What you need to do: Return all lines with the word "kolečka" in them.

Records provided:
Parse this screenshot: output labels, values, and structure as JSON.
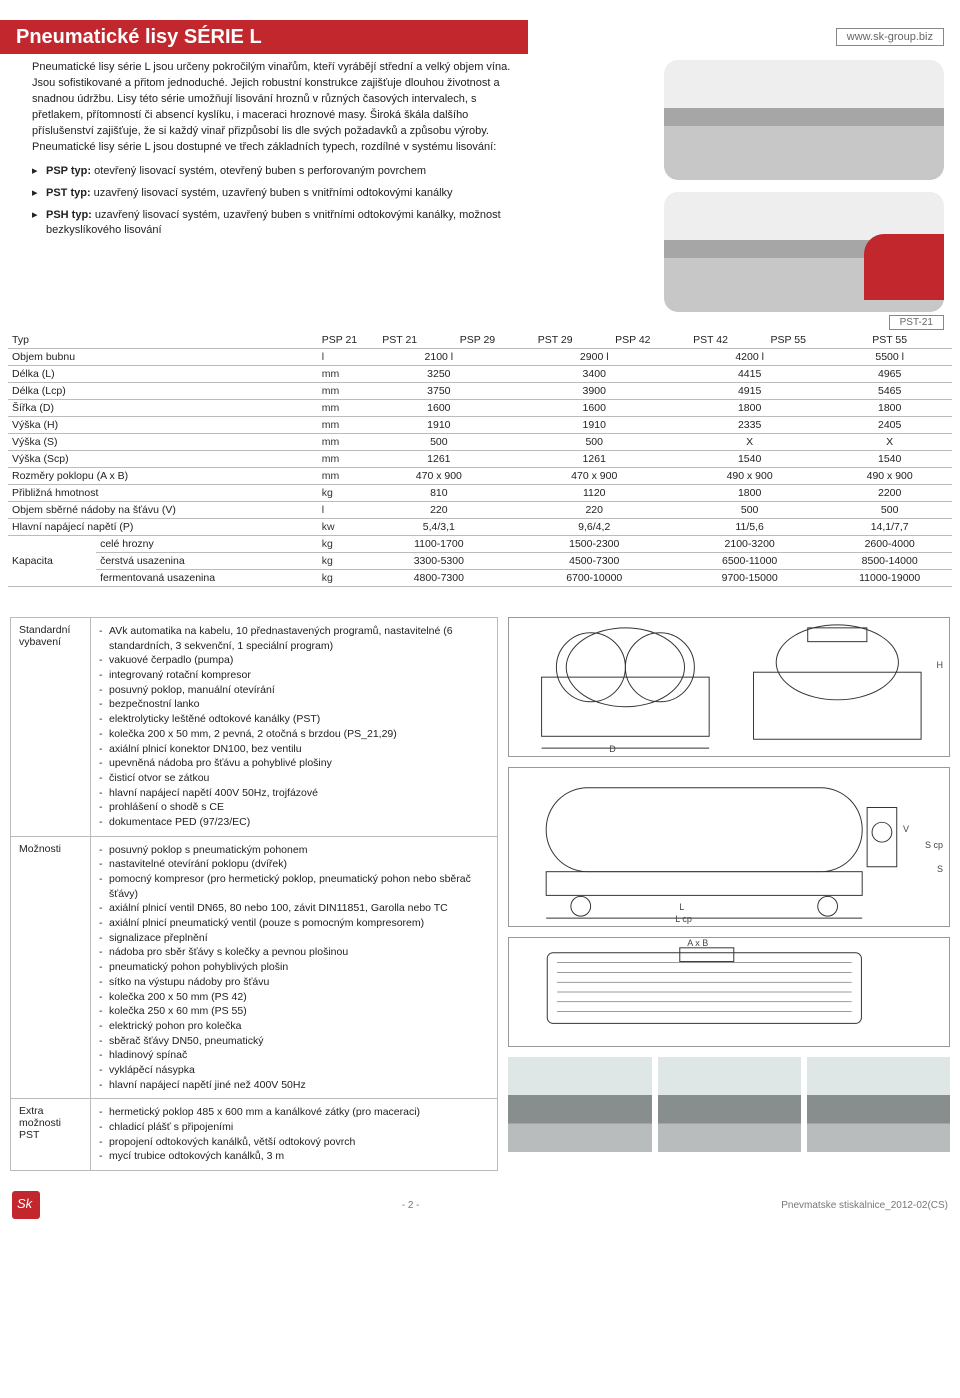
{
  "header": {
    "title": "Pneumatické lisy SÉRIE L",
    "url": "www.sk-group.biz"
  },
  "image_caption": "PST-21",
  "intro": "Pneumatické lisy série L jsou určeny pokročilým vinařům, kteří vyrábějí střední a velký objem vína. Jsou sofistikované a přitom jednoduché. Jejich robustní konstrukce zajišťuje dlouhou životnost a snadnou údržbu. Lisy této série umožňují lisování hroznů v různých časových intervalech, s přetlakem, přítomností či absencí kyslíku, i maceraci hroznové masy. Široká škála dalšího příslušenství zajišťuje, že si každý vinař přizpůsobí lis dle svých požadavků a způsobu výroby. Pneumatické lisy série L jsou dostupné ve třech základních typech, rozdílné v systému lisování:",
  "bullets": [
    {
      "b": "PSP typ:",
      "t": " otevřený lisovací systém, otevřený buben s perforovaným povrchem"
    },
    {
      "b": "PST typ:",
      "t": " uzavřený lisovací systém, uzavřený buben s vnitřními odtokovými kanálky"
    },
    {
      "b": "PSH typ:",
      "t": " uzavřený lisovací systém, uzavřený buben s vnitřními odtokovými kanálky, možnost bezkyslíkového lisování"
    }
  ],
  "spec": {
    "head": [
      "Typ",
      "",
      "PSP 21",
      "PST 21",
      "PSP 29",
      "PST 29",
      "PSP 42",
      "PST 42",
      "PSP 55",
      "PST 55"
    ],
    "rows": [
      {
        "label": "Objem bubnu",
        "unit": "l",
        "vals": [
          "2100 l",
          "2900 l",
          "4200 l",
          "5500 l"
        ]
      },
      {
        "label": "Délka (L)",
        "unit": "mm",
        "vals": [
          "3250",
          "3400",
          "4415",
          "4965"
        ]
      },
      {
        "label": "Délka (Lcp)",
        "unit": "mm",
        "vals": [
          "3750",
          "3900",
          "4915",
          "5465"
        ]
      },
      {
        "label": "Šířka (D)",
        "unit": "mm",
        "vals": [
          "1600",
          "1600",
          "1800",
          "1800"
        ]
      },
      {
        "label": "Výška (H)",
        "unit": "mm",
        "vals": [
          "1910",
          "1910",
          "2335",
          "2405"
        ]
      },
      {
        "label": "Výška (S)",
        "unit": "mm",
        "vals": [
          "500",
          "500",
          "X",
          "X"
        ]
      },
      {
        "label": "Výška (Scp)",
        "unit": "mm",
        "vals": [
          "1261",
          "1261",
          "1540",
          "1540"
        ]
      },
      {
        "label": "Rozměry poklopu (A x B)",
        "unit": "mm",
        "vals": [
          "470 x 900",
          "470 x 900",
          "490 x 900",
          "490 x 900"
        ]
      },
      {
        "label": "Přibližná hmotnost",
        "unit": "kg",
        "vals": [
          "810",
          "1120",
          "1800",
          "2200"
        ]
      },
      {
        "label": "Objem sběrné nádoby na šťávu (V)",
        "unit": "l",
        "vals": [
          "220",
          "220",
          "500",
          "500"
        ]
      },
      {
        "label": "Hlavní napájecí napětí (P)",
        "unit": "kw",
        "vals": [
          "5,4/3,1",
          "9,6/4,2",
          "11/5,6",
          "14,1/7,7"
        ]
      }
    ],
    "capacity": {
      "lead": "Kapacita",
      "rows": [
        {
          "label": "celé hrozny",
          "unit": "kg",
          "vals": [
            "1100-1700",
            "1500-2300",
            "2100-3200",
            "2600-4000"
          ]
        },
        {
          "label": "čerstvá usazenina",
          "unit": "kg",
          "vals": [
            "3300-5300",
            "4500-7300",
            "6500-11000",
            "8500-14000"
          ]
        },
        {
          "label": "fermentovaná usazenina",
          "unit": "kg",
          "vals": [
            "4800-7300",
            "6700-10000",
            "9700-15000",
            "11000-19000"
          ]
        }
      ]
    }
  },
  "equip": {
    "std_label": "Standardní\nvybavení",
    "std": [
      "AVk automatika na kabelu, 10 přednastavených programů, nastavitelné (6 standardních, 3 sekvenční, 1 speciální program)",
      "vakuové čerpadlo (pumpa)",
      "integrovaný rotační kompresor",
      "posuvný poklop, manuální otevírání",
      "bezpečnostní lanko",
      "elektrolyticky leštěné odtokové kanálky (PST)",
      "kolečka 200 x 50 mm, 2 pevná, 2 otočná s brzdou (PS_21,29)",
      "axiální plnicí konektor DN100, bez ventilu",
      "upevněná nádoba pro šťávu a pohyblivé plošiny",
      "čisticí otvor se zátkou",
      "hlavní napájecí napětí 400V 50Hz, trojfázové",
      "prohlášení o shodě s CE",
      "dokumentace PED (97/23/EC)"
    ],
    "opt_label": "Možnosti",
    "opt": [
      "posuvný poklop s pneumatickým pohonem",
      "nastavitelné otevírání poklopu (dvířek)",
      "pomocný kompresor (pro hermetický poklop, pneumatický pohon nebo sběrač šťávy)",
      "axiální plnicí ventil DN65, 80 nebo 100, závit DIN11851, Garolla nebo TC",
      "axiální plnicí pneumatický ventil (pouze s pomocným kompresorem)",
      "signalizace přeplnění",
      "nádoba pro sběr šťávy s kolečky a pevnou plošinou",
      "pneumatický pohon pohyblivých plošin",
      "sítko na výstupu nádoby pro šťávu",
      "kolečka 200 x 50 mm (PS 42)",
      "kolečka 250 x 60 mm (PS 55)",
      "elektrický pohon pro kolečka",
      "sběrač šťávy DN50, pneumatický",
      "hladinový spínač",
      "vyklápěcí násypka",
      "hlavní napájecí napětí jiné než 400V 50Hz"
    ],
    "extra_label": "Extra\nmožnosti PST",
    "extra": [
      "hermetický poklop 485 x 600 mm a kanálkové zátky (pro maceraci)",
      "chladicí plášť s připojeními",
      "propojení odtokových kanálků, větší odtokový povrch",
      "mycí trubice odtokových kanálků, 3 m"
    ]
  },
  "diagram_labels": {
    "D": "D",
    "L": "L",
    "Lcp": "L cp",
    "AxB": "A x B",
    "V": "V",
    "S": "S",
    "Scp": "S cp",
    "H": "H"
  },
  "footer": {
    "page": "- 2 -",
    "doc": "Pnevmatske stiskalnice_2012-02(CS)"
  }
}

Worked solution:
      "kolečka 200 x 50 mm, 2 pevná, 2 otočná s brzdou (PS_21,29)",
      "kolečka 200 x 50 mm (PS 42)",
      "kolečka 250 x 60 mm (PS 55)",
      "elektrický pohon pro kolečka",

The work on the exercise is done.